(Exercise prompt) Would you pull out every line of the material that contains the string "CORRELATION"?

#### Information provided

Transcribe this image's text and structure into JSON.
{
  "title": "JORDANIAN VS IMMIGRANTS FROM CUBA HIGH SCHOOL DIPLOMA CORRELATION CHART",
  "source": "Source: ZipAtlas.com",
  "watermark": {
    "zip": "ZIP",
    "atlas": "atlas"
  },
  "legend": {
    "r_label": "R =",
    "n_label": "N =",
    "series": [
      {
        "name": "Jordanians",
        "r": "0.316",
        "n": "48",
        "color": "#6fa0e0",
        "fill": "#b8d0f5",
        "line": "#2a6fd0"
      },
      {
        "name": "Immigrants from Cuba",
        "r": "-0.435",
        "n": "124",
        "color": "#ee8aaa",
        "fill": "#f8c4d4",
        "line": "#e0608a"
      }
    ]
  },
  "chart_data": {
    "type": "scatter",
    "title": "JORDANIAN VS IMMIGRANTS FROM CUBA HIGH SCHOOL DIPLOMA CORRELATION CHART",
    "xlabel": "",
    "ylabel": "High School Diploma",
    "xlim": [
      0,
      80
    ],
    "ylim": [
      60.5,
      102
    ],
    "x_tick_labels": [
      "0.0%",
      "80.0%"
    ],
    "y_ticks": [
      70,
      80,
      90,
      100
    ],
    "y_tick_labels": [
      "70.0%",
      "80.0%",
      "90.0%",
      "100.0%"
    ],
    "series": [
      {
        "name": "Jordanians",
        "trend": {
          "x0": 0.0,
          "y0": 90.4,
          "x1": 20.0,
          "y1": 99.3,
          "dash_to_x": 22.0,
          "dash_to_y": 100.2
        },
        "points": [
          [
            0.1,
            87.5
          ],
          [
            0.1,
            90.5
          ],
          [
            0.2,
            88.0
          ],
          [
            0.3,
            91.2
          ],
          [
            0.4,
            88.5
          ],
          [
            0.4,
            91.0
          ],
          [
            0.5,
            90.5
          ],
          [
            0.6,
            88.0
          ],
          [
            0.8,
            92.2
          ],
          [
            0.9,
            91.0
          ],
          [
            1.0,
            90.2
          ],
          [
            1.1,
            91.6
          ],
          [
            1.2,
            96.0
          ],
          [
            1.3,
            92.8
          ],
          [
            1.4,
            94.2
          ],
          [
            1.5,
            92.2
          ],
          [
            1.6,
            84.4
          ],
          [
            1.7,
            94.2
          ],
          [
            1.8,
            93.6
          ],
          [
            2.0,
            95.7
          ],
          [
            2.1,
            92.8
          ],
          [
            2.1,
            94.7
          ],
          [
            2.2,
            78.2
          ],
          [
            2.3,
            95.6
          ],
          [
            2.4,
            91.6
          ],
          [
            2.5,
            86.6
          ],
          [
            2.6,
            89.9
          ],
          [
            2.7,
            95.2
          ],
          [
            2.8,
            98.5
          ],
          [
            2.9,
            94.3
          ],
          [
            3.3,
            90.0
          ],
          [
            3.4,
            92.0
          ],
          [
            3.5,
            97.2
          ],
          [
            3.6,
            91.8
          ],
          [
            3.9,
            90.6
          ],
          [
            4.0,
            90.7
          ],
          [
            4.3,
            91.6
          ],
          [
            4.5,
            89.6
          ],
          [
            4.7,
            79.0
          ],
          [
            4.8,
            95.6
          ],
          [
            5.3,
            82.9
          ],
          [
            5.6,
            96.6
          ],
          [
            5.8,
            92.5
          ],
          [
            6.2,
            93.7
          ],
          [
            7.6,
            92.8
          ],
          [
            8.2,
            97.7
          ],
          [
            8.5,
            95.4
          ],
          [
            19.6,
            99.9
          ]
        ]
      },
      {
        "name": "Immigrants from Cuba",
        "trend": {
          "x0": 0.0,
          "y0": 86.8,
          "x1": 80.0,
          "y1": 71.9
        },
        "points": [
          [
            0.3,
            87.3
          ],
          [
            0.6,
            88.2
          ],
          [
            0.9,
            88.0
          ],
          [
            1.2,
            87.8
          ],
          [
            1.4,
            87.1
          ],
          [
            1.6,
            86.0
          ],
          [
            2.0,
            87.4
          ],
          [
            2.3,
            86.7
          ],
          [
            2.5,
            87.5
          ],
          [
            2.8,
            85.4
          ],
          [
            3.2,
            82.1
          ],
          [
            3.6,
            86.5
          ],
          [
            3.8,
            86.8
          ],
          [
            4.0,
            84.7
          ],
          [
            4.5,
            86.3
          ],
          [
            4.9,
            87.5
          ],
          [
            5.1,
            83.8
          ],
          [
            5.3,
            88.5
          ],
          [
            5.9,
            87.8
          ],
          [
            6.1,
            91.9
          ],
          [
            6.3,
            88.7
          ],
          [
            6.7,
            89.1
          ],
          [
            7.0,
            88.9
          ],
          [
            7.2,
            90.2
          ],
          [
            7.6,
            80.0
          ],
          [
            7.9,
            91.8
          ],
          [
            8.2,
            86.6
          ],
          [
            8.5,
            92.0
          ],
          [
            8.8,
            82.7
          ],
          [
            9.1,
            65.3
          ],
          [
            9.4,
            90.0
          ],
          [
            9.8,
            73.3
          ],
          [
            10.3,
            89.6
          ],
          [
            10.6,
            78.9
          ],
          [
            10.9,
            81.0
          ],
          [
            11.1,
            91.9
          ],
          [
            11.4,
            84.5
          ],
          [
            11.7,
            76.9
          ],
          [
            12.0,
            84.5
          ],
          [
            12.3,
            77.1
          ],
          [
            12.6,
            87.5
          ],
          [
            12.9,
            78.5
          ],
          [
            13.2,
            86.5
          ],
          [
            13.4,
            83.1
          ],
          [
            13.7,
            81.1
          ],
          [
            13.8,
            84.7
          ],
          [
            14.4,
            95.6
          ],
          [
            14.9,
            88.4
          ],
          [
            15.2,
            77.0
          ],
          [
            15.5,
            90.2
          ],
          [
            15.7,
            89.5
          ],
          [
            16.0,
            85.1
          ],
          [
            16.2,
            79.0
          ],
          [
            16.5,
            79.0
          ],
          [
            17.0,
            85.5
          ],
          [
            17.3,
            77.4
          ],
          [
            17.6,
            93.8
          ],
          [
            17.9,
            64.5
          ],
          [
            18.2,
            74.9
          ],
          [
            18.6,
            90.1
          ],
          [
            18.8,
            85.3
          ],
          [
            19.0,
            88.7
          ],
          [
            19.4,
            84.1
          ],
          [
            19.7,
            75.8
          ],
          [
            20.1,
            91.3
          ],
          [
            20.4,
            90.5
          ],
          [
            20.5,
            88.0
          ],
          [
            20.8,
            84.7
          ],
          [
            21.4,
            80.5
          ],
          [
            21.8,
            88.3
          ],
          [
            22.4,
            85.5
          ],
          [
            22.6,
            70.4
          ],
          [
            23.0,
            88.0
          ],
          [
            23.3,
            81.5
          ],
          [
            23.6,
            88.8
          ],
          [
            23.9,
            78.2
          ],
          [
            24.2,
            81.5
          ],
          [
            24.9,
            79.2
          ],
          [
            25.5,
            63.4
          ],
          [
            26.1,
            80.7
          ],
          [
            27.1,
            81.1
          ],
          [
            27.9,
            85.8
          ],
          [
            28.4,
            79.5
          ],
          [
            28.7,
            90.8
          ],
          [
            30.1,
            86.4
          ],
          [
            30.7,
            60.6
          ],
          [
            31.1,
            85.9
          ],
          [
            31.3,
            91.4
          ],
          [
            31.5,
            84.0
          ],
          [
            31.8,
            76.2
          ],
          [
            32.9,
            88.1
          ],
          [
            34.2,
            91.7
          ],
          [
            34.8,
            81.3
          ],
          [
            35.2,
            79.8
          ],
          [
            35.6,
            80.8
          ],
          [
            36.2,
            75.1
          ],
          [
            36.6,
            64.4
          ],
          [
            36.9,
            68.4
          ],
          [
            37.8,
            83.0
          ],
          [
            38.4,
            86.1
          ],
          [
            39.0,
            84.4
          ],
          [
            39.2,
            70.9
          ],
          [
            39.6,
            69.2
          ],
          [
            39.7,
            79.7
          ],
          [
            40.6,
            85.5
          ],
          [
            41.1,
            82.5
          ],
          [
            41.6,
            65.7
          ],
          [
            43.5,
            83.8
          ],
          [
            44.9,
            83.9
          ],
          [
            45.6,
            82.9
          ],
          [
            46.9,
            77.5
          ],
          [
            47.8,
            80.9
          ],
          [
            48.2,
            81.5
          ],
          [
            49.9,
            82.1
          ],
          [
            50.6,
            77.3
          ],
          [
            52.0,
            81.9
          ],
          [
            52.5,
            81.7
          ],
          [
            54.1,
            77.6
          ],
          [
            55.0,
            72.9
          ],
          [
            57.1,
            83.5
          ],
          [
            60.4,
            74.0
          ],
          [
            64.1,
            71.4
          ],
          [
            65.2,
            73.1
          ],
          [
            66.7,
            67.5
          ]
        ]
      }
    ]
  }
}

########

(Reply)
  "title": "JORDANIAN VS IMMIGRANTS FROM CUBA HIGH SCHOOL DIPLOMA CORRELATION CHART",
    "title": "JORDANIAN VS IMMIGRANTS FROM CUBA HIGH SCHOOL DIPLOMA CORRELATION CHART",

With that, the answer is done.